** begin **
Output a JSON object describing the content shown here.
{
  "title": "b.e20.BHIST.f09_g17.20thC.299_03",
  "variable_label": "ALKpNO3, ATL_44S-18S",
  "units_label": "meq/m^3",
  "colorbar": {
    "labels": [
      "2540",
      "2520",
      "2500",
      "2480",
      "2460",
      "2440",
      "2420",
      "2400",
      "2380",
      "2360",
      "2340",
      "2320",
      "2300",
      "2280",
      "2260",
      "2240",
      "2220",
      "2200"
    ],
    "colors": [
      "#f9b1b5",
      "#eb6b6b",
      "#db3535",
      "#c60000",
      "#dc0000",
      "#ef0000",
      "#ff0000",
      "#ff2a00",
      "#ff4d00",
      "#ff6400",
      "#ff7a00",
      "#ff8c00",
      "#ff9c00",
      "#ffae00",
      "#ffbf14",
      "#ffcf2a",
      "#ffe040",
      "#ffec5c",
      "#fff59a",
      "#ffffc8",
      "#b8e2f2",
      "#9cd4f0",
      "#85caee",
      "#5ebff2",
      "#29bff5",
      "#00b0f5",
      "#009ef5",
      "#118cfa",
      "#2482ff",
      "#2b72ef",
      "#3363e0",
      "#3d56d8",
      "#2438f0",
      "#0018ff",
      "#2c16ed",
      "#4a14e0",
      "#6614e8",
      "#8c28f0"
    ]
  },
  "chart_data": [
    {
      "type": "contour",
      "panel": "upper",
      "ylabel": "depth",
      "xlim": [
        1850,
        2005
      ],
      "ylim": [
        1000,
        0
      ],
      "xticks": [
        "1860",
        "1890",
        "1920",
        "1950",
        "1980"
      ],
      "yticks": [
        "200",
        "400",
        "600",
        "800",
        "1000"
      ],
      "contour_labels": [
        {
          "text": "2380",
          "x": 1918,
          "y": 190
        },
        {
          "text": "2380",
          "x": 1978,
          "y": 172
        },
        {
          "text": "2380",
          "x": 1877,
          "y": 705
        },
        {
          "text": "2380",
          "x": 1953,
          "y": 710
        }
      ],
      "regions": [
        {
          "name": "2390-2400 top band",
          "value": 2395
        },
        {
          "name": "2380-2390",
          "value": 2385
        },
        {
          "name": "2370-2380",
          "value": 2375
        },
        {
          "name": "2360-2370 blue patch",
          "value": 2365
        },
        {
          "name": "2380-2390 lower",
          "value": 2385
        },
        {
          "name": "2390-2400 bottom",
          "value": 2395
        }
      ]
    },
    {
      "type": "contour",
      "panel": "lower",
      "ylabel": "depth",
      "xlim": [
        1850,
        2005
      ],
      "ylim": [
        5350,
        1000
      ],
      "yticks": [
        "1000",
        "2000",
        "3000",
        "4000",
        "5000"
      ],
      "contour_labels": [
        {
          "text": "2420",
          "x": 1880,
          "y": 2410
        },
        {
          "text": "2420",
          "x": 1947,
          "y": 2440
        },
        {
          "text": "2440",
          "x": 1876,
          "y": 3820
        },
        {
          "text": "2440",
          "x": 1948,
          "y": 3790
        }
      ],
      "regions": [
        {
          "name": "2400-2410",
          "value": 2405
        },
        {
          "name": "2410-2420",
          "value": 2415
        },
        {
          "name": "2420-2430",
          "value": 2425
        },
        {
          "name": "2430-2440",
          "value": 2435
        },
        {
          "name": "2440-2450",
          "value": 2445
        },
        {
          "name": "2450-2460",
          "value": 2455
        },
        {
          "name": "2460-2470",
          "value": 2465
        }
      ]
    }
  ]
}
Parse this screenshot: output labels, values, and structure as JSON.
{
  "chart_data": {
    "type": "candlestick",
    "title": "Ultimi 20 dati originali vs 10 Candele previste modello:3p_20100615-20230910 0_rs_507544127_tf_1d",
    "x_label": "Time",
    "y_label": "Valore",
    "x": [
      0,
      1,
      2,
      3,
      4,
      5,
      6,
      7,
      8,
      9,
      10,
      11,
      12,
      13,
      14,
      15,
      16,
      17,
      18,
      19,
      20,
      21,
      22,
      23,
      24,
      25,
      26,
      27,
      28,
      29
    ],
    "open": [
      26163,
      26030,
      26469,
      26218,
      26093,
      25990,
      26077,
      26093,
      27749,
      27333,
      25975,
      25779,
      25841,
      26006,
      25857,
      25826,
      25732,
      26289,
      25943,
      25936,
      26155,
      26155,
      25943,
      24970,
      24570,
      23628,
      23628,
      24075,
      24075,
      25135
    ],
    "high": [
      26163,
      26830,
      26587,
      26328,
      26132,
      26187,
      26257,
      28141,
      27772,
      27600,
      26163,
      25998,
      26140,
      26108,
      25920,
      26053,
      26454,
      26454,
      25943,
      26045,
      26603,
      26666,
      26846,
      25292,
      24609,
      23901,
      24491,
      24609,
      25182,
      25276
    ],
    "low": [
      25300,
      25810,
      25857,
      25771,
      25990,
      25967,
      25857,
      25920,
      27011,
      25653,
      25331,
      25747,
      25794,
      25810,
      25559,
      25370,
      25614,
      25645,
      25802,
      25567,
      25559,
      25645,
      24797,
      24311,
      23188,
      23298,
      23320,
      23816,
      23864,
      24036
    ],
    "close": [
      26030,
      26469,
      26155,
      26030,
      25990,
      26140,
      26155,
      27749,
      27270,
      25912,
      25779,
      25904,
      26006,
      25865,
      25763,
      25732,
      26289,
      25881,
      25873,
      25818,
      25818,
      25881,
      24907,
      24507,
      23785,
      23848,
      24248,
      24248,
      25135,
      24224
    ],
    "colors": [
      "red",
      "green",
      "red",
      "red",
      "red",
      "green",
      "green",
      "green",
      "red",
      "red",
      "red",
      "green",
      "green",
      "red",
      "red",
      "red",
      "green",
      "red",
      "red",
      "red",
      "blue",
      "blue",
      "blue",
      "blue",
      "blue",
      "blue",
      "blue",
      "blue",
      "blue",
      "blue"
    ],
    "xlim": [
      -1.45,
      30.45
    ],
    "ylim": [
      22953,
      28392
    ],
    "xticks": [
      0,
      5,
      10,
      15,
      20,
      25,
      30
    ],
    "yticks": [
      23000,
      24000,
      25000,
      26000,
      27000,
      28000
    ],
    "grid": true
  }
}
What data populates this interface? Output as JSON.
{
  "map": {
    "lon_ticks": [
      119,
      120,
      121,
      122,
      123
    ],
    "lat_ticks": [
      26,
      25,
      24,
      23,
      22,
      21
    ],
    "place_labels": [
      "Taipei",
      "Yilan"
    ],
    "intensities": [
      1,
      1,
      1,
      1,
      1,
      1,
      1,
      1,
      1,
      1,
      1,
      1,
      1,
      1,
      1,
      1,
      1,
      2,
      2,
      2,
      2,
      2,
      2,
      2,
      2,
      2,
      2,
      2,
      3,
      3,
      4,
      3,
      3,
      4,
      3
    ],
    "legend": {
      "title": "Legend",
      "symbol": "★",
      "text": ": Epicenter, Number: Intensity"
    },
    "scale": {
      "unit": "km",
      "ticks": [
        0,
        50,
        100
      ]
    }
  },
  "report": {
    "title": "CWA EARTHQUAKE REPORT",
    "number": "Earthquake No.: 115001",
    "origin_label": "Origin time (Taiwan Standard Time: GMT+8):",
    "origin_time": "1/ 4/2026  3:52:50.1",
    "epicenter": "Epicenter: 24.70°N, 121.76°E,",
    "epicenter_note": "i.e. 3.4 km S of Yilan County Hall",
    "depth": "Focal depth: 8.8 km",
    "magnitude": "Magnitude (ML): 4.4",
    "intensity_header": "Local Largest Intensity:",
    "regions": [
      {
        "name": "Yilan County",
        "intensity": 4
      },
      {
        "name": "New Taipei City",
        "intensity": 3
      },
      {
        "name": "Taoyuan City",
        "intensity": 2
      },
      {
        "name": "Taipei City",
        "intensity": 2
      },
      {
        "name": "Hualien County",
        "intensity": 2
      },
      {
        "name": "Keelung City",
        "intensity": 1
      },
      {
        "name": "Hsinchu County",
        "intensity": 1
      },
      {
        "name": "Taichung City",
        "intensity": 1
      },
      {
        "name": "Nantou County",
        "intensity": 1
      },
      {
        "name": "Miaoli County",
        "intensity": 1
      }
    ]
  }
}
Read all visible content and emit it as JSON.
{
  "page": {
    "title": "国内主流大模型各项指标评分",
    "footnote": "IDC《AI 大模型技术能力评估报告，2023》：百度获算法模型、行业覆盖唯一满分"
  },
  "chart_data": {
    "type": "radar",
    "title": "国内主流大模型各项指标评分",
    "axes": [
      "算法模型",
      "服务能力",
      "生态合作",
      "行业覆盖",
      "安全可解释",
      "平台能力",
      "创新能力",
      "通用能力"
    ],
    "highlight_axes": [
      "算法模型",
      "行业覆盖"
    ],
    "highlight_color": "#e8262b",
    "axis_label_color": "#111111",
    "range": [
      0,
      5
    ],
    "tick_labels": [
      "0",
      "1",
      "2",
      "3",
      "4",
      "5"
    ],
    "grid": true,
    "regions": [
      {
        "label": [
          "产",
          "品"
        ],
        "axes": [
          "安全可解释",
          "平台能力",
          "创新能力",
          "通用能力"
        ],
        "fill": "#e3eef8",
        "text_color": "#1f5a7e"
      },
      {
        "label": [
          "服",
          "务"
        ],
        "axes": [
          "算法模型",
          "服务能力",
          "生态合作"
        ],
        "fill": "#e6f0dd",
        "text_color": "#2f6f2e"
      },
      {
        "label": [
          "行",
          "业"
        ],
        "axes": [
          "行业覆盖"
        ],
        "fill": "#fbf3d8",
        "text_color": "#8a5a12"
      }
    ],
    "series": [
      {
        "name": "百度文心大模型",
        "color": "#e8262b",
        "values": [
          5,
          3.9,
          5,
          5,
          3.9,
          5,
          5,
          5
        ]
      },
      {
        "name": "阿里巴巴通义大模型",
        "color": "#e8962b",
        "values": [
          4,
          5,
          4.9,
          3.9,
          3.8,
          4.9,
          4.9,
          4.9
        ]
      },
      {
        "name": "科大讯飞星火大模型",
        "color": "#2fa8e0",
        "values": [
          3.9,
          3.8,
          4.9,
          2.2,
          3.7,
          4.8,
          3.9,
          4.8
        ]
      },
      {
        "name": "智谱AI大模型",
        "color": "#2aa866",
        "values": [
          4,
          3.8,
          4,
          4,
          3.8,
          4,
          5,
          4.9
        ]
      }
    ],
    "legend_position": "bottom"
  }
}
** end **
Exercise objective. Go through the records and gather the lines that hold "this".

Correct answer.
Parse this screenshot: output labels, values, and structure as JSON.
What data populates this interface? Output as JSON.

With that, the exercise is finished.